**Task material**

###

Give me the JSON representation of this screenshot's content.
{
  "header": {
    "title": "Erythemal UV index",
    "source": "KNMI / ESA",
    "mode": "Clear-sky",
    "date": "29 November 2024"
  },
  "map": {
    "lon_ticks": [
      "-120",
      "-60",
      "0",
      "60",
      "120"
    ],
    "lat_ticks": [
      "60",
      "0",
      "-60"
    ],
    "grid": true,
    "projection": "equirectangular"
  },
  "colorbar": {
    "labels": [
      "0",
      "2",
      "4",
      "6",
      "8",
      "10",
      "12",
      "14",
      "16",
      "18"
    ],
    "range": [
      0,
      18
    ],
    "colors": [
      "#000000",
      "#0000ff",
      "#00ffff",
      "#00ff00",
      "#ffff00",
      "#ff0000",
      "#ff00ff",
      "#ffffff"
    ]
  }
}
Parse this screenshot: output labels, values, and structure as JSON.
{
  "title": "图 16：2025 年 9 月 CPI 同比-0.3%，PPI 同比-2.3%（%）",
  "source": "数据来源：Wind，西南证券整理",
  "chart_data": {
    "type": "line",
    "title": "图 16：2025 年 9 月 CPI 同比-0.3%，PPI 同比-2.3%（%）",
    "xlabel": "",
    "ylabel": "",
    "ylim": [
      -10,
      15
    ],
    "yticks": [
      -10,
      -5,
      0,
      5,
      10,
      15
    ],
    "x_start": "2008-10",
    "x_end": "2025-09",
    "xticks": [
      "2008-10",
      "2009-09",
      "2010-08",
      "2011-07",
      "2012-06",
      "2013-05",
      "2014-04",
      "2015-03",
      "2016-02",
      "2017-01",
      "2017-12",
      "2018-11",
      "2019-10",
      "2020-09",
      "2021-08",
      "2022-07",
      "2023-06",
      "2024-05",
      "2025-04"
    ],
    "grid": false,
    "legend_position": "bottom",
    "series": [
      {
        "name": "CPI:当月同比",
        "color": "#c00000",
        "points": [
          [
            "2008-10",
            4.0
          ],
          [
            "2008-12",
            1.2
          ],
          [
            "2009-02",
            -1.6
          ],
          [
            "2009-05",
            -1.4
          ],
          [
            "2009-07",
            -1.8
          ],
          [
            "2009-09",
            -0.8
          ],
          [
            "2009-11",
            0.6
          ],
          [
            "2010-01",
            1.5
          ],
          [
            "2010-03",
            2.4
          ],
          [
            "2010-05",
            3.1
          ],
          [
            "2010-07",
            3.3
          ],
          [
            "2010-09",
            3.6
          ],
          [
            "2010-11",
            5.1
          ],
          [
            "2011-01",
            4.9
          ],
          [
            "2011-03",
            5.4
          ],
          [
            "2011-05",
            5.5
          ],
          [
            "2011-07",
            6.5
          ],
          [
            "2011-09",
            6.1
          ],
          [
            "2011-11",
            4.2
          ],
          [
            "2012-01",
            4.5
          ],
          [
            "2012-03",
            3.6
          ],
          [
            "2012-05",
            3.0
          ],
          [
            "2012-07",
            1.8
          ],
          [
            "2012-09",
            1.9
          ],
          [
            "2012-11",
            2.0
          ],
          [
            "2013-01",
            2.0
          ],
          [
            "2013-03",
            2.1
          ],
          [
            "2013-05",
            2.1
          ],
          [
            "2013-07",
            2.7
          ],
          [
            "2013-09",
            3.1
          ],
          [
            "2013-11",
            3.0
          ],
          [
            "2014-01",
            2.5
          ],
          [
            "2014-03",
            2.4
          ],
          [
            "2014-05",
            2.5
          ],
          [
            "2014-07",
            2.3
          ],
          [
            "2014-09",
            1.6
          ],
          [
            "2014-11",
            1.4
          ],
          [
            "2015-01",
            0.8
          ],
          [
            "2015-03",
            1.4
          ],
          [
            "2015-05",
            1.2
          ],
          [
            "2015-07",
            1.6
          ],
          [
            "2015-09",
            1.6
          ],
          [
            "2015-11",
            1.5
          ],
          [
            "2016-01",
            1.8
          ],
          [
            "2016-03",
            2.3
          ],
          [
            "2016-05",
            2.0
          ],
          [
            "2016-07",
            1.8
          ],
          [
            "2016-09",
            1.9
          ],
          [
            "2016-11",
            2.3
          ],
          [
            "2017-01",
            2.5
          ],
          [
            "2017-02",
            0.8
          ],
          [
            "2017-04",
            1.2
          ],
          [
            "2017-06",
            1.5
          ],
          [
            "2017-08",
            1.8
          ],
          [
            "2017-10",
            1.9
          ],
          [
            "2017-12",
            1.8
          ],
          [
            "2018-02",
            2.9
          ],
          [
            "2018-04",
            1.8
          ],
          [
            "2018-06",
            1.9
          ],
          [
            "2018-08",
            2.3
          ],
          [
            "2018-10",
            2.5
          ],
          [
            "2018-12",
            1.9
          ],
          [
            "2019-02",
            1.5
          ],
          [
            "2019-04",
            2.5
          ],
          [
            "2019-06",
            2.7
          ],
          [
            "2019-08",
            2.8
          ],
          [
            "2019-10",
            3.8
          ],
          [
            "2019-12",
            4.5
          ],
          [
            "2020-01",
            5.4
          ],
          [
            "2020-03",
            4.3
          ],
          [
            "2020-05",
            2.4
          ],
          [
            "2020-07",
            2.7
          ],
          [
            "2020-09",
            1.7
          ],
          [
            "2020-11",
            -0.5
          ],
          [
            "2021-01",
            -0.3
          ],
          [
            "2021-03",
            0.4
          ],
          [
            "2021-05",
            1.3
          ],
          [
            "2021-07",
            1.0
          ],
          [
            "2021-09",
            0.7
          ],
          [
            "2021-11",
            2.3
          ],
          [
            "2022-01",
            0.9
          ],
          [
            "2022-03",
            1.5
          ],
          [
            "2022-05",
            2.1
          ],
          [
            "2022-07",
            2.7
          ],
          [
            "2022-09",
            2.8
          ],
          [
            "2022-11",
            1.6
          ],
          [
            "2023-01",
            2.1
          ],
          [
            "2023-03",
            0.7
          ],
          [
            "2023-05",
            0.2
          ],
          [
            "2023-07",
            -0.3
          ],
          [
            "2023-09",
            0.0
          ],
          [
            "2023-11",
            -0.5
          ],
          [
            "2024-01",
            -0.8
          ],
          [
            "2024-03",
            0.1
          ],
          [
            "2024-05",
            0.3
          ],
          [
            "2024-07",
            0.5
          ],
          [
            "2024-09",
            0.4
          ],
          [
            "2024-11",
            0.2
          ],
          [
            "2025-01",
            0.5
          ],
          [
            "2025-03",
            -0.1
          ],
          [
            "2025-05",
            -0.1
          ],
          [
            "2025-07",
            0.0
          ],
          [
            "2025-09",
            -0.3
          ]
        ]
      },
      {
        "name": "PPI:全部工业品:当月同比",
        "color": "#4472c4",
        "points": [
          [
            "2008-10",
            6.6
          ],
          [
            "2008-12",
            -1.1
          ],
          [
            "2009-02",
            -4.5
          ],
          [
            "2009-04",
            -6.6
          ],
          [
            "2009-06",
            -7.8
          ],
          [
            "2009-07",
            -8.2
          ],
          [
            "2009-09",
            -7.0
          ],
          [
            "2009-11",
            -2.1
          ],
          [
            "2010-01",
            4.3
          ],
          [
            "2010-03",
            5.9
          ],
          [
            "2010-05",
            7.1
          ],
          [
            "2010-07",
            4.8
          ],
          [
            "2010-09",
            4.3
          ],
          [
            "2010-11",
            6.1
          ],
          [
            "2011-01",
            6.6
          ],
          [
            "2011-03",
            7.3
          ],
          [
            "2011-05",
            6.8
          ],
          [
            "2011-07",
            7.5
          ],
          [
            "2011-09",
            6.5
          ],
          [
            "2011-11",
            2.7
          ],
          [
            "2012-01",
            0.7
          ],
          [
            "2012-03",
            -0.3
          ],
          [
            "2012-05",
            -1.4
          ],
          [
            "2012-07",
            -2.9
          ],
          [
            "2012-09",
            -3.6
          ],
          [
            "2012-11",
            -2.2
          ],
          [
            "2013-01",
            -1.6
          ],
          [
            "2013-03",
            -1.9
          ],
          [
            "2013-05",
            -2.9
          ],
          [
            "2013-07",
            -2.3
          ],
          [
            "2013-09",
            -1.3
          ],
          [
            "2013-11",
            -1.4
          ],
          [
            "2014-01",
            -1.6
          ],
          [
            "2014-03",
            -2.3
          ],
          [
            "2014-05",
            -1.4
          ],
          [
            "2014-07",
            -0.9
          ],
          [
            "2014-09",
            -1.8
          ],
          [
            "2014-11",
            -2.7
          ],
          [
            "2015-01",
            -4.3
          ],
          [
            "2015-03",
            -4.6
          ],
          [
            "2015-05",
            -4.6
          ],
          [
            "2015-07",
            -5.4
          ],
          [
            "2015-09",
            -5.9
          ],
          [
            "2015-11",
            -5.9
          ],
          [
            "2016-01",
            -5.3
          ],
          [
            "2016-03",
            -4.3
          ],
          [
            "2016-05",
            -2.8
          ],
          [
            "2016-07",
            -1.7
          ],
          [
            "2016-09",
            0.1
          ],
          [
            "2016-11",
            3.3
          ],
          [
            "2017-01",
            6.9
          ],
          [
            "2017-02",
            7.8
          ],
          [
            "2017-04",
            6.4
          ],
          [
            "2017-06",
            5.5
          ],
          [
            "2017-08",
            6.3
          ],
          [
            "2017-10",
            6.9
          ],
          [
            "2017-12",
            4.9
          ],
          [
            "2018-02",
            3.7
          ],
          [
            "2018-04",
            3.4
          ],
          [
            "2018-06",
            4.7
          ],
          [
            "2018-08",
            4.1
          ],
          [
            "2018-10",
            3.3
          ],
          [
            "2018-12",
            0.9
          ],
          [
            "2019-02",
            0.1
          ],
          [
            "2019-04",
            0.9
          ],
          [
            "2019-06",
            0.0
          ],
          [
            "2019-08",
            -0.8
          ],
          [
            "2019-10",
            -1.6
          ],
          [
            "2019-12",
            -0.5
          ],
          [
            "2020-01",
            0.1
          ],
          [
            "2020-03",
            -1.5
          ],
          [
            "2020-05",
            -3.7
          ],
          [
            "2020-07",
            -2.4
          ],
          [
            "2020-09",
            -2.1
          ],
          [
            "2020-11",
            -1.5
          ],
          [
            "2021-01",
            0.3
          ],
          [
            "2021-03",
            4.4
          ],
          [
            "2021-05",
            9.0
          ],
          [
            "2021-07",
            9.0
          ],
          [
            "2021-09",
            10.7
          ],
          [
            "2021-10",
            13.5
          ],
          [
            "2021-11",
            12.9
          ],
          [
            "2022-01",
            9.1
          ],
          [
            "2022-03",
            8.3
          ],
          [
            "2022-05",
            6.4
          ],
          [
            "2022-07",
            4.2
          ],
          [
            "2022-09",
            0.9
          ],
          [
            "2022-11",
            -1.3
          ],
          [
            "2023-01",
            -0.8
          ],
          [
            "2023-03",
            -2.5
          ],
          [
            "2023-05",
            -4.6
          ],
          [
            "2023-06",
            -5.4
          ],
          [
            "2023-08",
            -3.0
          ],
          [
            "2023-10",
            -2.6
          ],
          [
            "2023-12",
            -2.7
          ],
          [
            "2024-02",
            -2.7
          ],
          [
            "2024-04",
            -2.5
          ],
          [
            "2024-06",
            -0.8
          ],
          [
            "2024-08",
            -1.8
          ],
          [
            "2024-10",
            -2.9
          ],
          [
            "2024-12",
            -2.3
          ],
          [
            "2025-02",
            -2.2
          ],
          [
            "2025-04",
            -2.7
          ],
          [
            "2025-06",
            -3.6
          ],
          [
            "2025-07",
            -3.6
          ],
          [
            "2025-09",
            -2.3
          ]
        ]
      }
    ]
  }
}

###

**Instruction**
Using the material above, gather every line that includes "labels".

**Expected answer**
    "labels": [
Parse this screenshot: output labels, values, and structure as JSON.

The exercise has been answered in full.